(Records from a collection)
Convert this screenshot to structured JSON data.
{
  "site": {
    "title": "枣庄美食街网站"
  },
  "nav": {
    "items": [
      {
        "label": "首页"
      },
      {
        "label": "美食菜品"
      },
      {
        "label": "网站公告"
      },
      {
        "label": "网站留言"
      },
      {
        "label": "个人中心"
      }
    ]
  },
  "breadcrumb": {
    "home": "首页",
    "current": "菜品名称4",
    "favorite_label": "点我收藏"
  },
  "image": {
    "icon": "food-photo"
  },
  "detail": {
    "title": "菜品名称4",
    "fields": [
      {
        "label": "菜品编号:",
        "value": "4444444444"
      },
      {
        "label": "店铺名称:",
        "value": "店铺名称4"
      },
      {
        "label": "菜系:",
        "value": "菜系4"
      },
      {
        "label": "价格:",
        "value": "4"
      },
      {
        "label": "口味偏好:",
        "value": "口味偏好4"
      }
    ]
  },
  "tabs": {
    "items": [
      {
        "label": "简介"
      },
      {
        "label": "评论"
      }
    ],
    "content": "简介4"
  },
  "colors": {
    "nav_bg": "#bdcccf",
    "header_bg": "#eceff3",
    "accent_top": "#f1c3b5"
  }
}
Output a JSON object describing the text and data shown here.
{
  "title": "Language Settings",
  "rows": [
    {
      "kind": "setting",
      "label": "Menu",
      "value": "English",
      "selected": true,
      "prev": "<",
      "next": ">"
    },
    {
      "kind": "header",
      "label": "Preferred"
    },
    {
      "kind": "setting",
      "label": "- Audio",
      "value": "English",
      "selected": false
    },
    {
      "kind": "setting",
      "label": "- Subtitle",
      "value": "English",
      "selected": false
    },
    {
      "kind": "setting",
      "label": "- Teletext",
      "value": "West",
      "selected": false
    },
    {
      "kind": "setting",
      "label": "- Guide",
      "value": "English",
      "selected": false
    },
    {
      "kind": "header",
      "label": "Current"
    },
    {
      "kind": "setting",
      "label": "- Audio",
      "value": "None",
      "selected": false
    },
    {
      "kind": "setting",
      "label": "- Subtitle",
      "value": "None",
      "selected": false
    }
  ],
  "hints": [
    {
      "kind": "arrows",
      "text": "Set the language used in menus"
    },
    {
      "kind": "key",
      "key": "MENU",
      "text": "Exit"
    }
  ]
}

INSTRUCTIONS TO FOLLOW: Take the lines above and retype all of them exactly.

EXERCISE SOLUTION:
Convert this screenshot to structured JSON data.
{
  "site": {
    "title": "枣庄美食街网站"
  },
  "nav": {
    "items": [
      {
        "label": "首页"
      },
      {
        "label": "美食菜品"
      },
      {
        "label": "网站公告"
      },
      {
        "label": "网站留言"
      },
      {
        "label": "个人中心"
      }
    ]
  },
  "breadcrumb": {
    "home": "首页",
    "current": "菜品名称4",
    "favorite_label": "点我收藏"
  },
  "image": {
    "icon": "food-photo"
  },
  "detail": {
    "title": "菜品名称4",
    "fields": [
      {
        "label": "菜品编号:",
        "value": "4444444444"
      },
      {
        "label": "店铺名称:",
        "value": "店铺名称4"
      },
      {
        "label": "菜系:",
        "value": "菜系4"
      },
      {
        "label": "价格:",
        "value": "4"
      },
      {
        "label": "口味偏好:",
        "value": "口味偏好4"
      }
    ]
  },
  "tabs": {
    "items": [
      {
        "label": "简介"
      },
      {
        "label": "评论"
      }
    ],
    "content": "简介4"
  },
  "colors": {
    "nav_bg": "#bdcccf",
    "header_bg": "#eceff3",
    "accent_top": "#f1c3b5"
  }
}
Output a JSON object describing the text and data shown here.
{
  "title": "Language Settings",
  "rows": [
    {
      "kind": "setting",
      "label": "Menu",
      "value": "English",
      "selected": true,
      "prev": "<",
      "next": ">"
    },
    {
      "kind": "header",
      "label": "Preferred"
    },
    {
      "kind": "setting",
      "label": "- Audio",
      "value": "English",
      "selected": false
    },
    {
      "kind": "setting",
      "label": "- Subtitle",
      "value": "English",
      "selected": false
    },
    {
      "kind": "setting",
      "label": "- Teletext",
      "value": "West",
      "selected": false
    },
    {
      "kind": "setting",
      "label": "- Guide",
      "value": "English",
      "selected": false
    },
    {
      "kind": "header",
      "label": "Current"
    },
    {
      "kind": "setting",
      "label": "- Audio",
      "value": "None",
      "selected": false
    },
    {
      "kind": "setting",
      "label": "- Subtitle",
      "value": "None",
      "selected": false
    }
  ],
  "hints": [
    {
      "kind": "arrows",
      "text": "Set the language used in menus"
    },
    {
      "kind": "key",
      "key": "MENU",
      "text": "Exit"
    }
  ]
}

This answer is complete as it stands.